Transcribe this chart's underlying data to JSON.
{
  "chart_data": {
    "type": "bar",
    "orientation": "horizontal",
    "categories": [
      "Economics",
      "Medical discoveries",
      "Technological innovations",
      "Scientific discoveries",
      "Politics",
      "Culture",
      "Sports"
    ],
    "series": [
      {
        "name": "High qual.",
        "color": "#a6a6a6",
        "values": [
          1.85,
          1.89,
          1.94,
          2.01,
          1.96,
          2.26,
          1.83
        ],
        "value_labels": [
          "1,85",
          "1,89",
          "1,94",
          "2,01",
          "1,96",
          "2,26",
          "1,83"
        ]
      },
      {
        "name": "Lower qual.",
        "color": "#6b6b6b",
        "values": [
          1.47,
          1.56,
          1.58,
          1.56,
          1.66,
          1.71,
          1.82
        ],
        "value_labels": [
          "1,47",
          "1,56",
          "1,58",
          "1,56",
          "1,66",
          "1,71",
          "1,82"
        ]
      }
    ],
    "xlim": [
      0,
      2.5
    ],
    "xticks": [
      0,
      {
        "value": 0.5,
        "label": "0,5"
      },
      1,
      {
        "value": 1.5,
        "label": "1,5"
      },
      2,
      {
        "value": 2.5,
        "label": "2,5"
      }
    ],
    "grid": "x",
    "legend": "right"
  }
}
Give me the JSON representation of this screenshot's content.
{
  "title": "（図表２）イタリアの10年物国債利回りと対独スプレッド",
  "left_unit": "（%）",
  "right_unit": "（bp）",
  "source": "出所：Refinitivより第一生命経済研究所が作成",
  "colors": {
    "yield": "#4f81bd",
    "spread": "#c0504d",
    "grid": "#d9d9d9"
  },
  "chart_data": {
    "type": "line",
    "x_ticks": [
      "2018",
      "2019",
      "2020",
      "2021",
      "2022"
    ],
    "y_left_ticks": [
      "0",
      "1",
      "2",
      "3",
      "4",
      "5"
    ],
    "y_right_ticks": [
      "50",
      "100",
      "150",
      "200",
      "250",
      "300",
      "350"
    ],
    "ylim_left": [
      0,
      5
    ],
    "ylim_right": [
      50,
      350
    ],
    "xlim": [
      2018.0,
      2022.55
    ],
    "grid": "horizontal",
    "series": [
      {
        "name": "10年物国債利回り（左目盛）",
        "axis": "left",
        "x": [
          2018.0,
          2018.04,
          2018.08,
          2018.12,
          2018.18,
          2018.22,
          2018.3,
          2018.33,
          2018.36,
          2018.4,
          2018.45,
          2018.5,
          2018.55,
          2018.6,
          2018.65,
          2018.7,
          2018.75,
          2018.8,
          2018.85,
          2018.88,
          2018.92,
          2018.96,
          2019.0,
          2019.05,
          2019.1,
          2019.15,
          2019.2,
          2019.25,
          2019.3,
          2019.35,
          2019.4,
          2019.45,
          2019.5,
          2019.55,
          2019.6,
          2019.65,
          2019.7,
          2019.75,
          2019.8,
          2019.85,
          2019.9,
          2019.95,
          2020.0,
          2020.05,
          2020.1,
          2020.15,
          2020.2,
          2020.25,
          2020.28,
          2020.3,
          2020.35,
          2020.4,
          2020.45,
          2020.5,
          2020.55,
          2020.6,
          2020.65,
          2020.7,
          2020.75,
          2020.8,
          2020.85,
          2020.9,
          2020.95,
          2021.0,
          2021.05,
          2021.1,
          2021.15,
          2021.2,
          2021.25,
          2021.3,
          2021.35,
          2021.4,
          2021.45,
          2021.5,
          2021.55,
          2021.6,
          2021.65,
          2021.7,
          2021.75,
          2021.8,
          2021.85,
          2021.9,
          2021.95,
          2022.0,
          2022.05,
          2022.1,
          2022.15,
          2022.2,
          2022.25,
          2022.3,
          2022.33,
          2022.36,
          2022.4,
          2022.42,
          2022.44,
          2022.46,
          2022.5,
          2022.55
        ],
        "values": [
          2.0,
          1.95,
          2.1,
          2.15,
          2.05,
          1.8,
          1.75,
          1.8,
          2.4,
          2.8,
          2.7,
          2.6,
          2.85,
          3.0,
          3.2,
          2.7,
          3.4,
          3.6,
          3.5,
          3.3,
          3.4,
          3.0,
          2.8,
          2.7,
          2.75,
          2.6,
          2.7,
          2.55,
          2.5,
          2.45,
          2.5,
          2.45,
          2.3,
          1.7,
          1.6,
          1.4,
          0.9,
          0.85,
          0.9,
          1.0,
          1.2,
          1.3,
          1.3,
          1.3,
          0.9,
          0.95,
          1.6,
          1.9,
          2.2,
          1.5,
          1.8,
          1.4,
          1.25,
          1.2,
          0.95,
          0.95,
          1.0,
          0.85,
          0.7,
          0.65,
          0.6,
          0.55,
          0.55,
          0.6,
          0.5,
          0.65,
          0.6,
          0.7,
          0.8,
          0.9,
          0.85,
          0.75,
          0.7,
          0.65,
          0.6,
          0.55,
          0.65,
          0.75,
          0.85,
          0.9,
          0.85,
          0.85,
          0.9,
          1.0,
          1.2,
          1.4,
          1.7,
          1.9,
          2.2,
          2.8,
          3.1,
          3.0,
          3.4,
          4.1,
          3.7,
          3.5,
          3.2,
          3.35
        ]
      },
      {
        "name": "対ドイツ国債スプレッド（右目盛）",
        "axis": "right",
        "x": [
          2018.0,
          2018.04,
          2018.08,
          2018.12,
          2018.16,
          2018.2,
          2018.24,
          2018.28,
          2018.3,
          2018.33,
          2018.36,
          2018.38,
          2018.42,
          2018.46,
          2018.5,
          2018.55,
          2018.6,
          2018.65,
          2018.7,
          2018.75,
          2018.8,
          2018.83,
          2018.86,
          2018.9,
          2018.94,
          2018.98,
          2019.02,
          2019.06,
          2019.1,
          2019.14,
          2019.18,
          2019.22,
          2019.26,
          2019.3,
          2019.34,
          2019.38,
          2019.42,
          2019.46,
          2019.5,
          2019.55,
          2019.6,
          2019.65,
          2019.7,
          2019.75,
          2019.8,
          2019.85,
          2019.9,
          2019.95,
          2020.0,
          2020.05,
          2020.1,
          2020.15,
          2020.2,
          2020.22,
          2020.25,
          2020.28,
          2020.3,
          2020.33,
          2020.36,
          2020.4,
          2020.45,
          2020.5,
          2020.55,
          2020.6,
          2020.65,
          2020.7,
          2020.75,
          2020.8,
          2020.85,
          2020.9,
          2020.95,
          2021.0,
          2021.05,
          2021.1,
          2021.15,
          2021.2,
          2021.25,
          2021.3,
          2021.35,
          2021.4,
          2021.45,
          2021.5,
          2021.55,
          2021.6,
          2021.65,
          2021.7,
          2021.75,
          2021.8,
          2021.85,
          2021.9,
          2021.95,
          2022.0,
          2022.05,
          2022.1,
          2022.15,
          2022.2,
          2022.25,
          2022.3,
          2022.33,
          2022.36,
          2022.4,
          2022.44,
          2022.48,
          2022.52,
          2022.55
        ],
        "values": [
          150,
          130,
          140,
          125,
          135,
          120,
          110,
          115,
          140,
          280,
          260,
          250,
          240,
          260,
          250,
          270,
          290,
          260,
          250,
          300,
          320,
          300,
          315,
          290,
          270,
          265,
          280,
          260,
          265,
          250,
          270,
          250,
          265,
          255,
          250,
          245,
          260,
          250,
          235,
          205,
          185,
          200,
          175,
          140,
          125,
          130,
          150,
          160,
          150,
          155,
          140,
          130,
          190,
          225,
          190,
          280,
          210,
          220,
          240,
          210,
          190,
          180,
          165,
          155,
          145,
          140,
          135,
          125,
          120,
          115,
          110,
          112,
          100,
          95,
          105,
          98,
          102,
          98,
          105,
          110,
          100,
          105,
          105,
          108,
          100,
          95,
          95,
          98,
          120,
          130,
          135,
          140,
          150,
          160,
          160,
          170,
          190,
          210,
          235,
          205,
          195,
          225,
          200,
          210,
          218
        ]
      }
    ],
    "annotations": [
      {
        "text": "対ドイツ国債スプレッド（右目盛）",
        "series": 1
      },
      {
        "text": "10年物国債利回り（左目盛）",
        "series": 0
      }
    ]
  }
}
•••
§ Instructions to follow: Say how many lines in the entries contain the string "対ドイツ国債スプレッド", and leave out everything else.

§ The solution: 2